→ **Exercise aim**
Each line that holds the word "search" should be returned.

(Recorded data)
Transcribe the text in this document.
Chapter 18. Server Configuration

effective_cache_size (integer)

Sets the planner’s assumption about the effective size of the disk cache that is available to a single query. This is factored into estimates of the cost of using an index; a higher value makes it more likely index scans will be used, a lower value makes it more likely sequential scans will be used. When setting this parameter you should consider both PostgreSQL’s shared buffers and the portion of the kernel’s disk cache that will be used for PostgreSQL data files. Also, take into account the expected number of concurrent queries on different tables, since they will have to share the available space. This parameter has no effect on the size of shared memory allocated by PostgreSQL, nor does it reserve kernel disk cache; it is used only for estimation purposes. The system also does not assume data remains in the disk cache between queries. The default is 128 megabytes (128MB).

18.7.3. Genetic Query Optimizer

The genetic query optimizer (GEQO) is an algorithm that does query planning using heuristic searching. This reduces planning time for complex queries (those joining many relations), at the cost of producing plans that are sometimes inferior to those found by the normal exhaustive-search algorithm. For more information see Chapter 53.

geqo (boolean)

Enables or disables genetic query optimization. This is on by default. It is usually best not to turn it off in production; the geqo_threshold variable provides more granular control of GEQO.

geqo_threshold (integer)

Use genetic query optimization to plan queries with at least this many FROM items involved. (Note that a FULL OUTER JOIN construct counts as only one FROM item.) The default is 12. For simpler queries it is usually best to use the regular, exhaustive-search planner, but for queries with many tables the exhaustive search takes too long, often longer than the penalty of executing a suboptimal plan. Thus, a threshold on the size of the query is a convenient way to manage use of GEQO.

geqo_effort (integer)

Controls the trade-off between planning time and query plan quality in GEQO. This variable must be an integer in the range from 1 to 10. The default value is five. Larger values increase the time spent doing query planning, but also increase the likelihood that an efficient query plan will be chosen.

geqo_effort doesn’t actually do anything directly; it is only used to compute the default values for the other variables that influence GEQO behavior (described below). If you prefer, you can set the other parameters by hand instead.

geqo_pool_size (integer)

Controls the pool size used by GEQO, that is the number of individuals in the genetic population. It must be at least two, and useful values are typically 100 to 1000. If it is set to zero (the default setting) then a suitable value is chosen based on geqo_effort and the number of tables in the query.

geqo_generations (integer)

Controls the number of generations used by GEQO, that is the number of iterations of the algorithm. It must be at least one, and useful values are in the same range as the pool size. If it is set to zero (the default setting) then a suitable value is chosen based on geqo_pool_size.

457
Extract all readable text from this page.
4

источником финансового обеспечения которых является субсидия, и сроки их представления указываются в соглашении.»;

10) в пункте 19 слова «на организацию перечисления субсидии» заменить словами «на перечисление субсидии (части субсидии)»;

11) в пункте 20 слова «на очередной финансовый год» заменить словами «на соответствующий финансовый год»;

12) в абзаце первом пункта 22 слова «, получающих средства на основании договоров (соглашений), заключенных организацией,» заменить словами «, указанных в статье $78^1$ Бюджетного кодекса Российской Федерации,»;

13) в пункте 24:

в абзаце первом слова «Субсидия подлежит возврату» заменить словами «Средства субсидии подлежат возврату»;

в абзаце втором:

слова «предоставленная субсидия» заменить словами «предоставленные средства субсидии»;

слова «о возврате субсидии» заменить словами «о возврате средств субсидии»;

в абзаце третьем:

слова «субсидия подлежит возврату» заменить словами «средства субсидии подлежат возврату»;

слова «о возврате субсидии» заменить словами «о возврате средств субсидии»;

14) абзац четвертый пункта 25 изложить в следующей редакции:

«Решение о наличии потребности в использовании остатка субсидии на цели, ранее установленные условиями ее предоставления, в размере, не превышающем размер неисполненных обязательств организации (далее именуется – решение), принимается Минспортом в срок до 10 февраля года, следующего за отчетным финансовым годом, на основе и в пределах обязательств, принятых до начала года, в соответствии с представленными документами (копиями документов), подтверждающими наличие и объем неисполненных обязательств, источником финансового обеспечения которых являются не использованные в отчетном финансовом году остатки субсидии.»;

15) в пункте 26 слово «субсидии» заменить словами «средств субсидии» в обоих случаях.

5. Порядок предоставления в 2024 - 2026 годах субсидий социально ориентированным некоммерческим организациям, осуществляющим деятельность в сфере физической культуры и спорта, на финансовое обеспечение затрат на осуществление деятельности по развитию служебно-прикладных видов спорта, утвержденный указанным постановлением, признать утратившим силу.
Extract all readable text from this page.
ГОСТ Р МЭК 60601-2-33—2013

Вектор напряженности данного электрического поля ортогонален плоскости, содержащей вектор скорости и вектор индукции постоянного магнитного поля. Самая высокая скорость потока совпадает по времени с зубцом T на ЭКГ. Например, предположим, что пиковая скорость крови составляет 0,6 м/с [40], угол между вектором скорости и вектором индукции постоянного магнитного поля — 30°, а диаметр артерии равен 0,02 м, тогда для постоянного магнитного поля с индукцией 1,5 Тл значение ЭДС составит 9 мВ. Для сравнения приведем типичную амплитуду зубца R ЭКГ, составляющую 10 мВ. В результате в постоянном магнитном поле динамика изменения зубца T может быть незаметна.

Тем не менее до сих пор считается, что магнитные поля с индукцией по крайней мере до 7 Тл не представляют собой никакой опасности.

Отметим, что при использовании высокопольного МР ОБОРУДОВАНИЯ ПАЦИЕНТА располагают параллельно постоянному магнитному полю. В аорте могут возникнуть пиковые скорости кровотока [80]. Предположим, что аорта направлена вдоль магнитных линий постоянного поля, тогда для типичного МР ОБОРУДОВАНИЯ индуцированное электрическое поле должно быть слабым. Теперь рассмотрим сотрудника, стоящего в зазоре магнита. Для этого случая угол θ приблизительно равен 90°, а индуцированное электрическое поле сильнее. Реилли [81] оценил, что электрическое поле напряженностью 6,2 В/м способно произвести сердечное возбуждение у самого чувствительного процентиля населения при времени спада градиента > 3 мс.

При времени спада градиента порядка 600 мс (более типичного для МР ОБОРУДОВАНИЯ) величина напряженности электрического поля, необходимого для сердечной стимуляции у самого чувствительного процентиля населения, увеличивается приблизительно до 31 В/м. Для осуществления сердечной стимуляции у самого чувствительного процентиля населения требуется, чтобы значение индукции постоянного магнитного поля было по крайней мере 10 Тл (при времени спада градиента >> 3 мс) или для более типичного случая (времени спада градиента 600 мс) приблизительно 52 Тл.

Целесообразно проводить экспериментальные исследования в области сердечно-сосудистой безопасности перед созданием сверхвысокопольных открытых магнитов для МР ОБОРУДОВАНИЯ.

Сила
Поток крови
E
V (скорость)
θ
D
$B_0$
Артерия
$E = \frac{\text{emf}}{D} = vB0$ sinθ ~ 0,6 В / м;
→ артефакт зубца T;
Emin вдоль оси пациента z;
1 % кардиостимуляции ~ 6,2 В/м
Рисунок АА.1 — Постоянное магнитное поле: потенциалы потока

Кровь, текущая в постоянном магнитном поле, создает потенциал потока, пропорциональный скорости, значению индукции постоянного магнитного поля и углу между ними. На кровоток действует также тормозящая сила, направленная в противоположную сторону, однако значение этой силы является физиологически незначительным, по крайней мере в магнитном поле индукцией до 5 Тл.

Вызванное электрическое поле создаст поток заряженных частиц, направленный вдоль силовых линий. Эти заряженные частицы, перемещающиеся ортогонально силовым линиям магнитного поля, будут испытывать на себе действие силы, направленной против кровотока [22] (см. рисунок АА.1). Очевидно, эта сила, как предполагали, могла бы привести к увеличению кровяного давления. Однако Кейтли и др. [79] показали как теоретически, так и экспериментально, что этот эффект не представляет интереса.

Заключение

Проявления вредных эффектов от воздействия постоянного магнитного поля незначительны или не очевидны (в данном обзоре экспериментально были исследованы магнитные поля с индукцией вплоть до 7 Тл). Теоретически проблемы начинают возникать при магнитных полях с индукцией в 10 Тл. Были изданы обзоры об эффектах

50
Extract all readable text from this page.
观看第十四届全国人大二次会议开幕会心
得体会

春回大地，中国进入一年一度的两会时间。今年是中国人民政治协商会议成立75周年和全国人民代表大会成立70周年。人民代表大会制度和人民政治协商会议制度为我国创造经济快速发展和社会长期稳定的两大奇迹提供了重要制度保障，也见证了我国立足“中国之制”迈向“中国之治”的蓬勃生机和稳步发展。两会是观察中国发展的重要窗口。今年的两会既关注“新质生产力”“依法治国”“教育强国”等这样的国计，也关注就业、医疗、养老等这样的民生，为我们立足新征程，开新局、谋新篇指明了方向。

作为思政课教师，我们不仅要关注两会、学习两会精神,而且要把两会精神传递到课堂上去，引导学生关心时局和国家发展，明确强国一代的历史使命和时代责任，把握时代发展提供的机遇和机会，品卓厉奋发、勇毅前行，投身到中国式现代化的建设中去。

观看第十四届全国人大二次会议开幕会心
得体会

→ **Reply to the exercise**
The genetic query optimizer (GEQO) is an algorithm that does query planning using heuristic searching. This reduces planning time for complex queries (those joining many relations), at the cost of producing plans that are sometimes inferior to those found by the normal exhaustive-search algorithm. For more information see Chapter 53.
Use genetic query optimization to plan queries with at least this many FROM items involved. (Note that a FULL OUTER JOIN construct counts as only one FROM item.) The default is 12. For simpler queries it is usually best to use the regular, exhaustive-search planner, but for queries with many tables the exhaustive search takes too long, often longer than the penalty of executing a suboptimal plan. Thus, a threshold on the size of the query is a convenient way to manage use of GEQO.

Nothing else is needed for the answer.